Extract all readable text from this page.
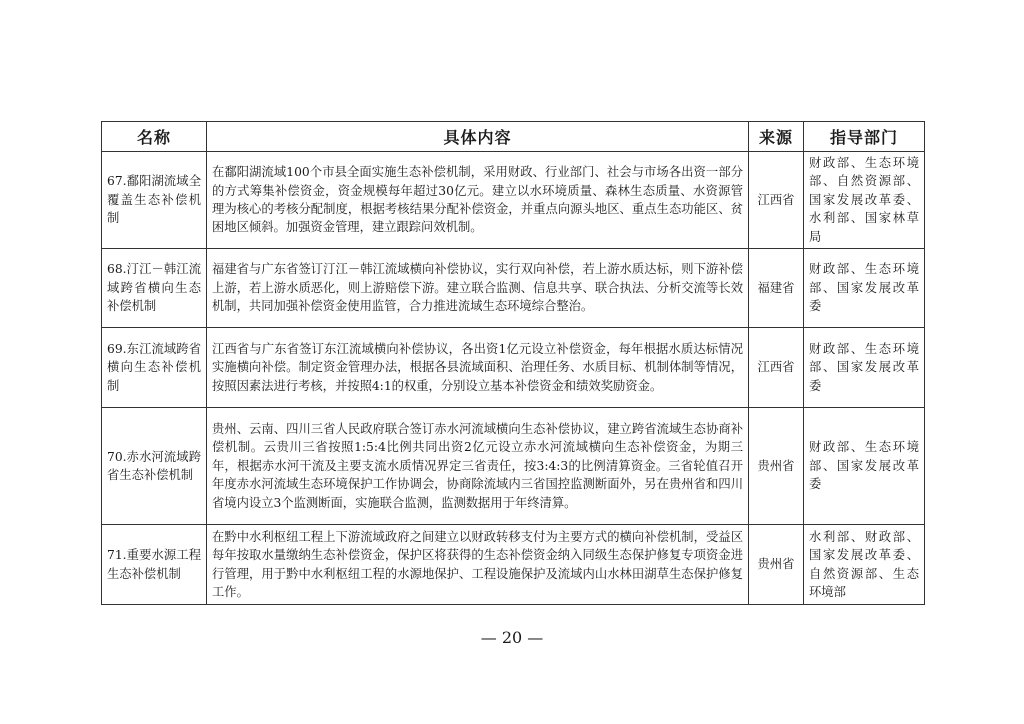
名称	具体内容	来源	指导部门
67.鄱阳湖流域全覆盖生态补偿机制	在鄱阳湖流域100个市县全面实施生态补偿机制，采用财政、行业部门、社会与市场各出资一部分的方式筹集补偿资金，资金规模每年超过30亿元。建立以水环境质量、森林生态质量、水资源管理为核心的考核分配制度，根据考核结果分配补偿资金，并重点向源头地区、重点生态功能区、贫困地区倾斜。加强资金管理，建立跟踪问效机制。	江西省	财政部、生态环境部、自然资源部、国家发展改革委、水利部、国家林草局
68.汀江－韩江流域跨省横向生态补偿机制	福建省与广东省签订汀江－韩江流域横向补偿协议，实行双向补偿，若上游水质达标，则下游补偿上游，若上游水质恶化，则上游赔偿下游。建立联合监测、信息共享、联合执法、分析交流等长效机制，共同加强补偿资金使用监管，合力推进流域生态环境综合整治。	福建省	财政部、生态环境部、国家发展改革委
69.东江流域跨省横向生态补偿机制	江西省与广东省签订东江流域横向补偿协议，各出资1亿元设立补偿资金，每年根据水质达标情况实施横向补偿。制定资金管理办法，根据各县流域面积、治理任务、水质目标、机制体制等情况，按照因素法进行考核，并按照4:1的权重，分别设立基本补偿资金和绩效奖励资金。	江西省	财政部、生态环境部、国家发展改革委
70.赤水河流域跨省生态补偿机制	贵州、云南、四川三省人民政府联合签订赤水河流域横向生态补偿协议，建立跨省流域生态协商补偿机制。云贵川三省按照1:5:4比例共同出资2亿元设立赤水河流域横向生态补偿资金，为期三年，根据赤水河干流及主要支流水质情况界定三省责任，按3:4:3的比例清算资金。三省轮值召开年度赤水河流域生态环境保护工作协调会，协商除流域内三省国控监测断面外，另在贵州省和四川省境内设立3个监测断面，实施联合监测，监测数据用于年终清算。	贵州省	财政部、生态环境部、国家发展改革委
71.重要水源工程生态补偿机制	在黔中水利枢纽工程上下游流域政府之间建立以财政转移支付为主要方式的横向补偿机制，受益区每年按取水量缴纳生态补偿资金，保护区将获得的生态补偿资金纳入同级生态保护修复专项资金进行管理，用于黔中水利枢纽工程的水源地保护、工程设施保护及流域内山水林田湖草生态保护修复工作。	贵州省	水利部、财政部、国家发展改革委、自然资源部、生态环境部
— 20 —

__________________________________________________

__To be done__
Your task is to pick out every line with the string "自然资源部" and copy it.

__Completed exercise__
67.鄱阳湖流域全覆盖生态补偿机制	在鄱阳湖流域100个市县全面实施生态补偿机制，采用财政、行业部门、社会与市场各出资一部分的方式筹集补偿资金，资金规模每年超过30亿元。建立以水环境质量、森林生态质量、水资源管理为核心的考核分配制度，根据考核结果分配补偿资金，并重点向源头地区、重点生态功能区、贫困地区倾斜。加强资金管理，建立跟踪问效机制。	江西省	财政部、生态环境部、自然资源部、国家发展改革委、水利部、国家林草局
71.重要水源工程生态补偿机制	在黔中水利枢纽工程上下游流域政府之间建立以财政转移支付为主要方式的横向补偿机制，受益区每年按取水量缴纳生态补偿资金，保护区将获得的生态补偿资金纳入同级生态保护修复专项资金进行管理，用于黔中水利枢纽工程的水源地保护、工程设施保护及流域内山水林田湖草生态保护修复工作。	贵州省	水利部、财政部、国家发展改革委、自然资源部、生态环境部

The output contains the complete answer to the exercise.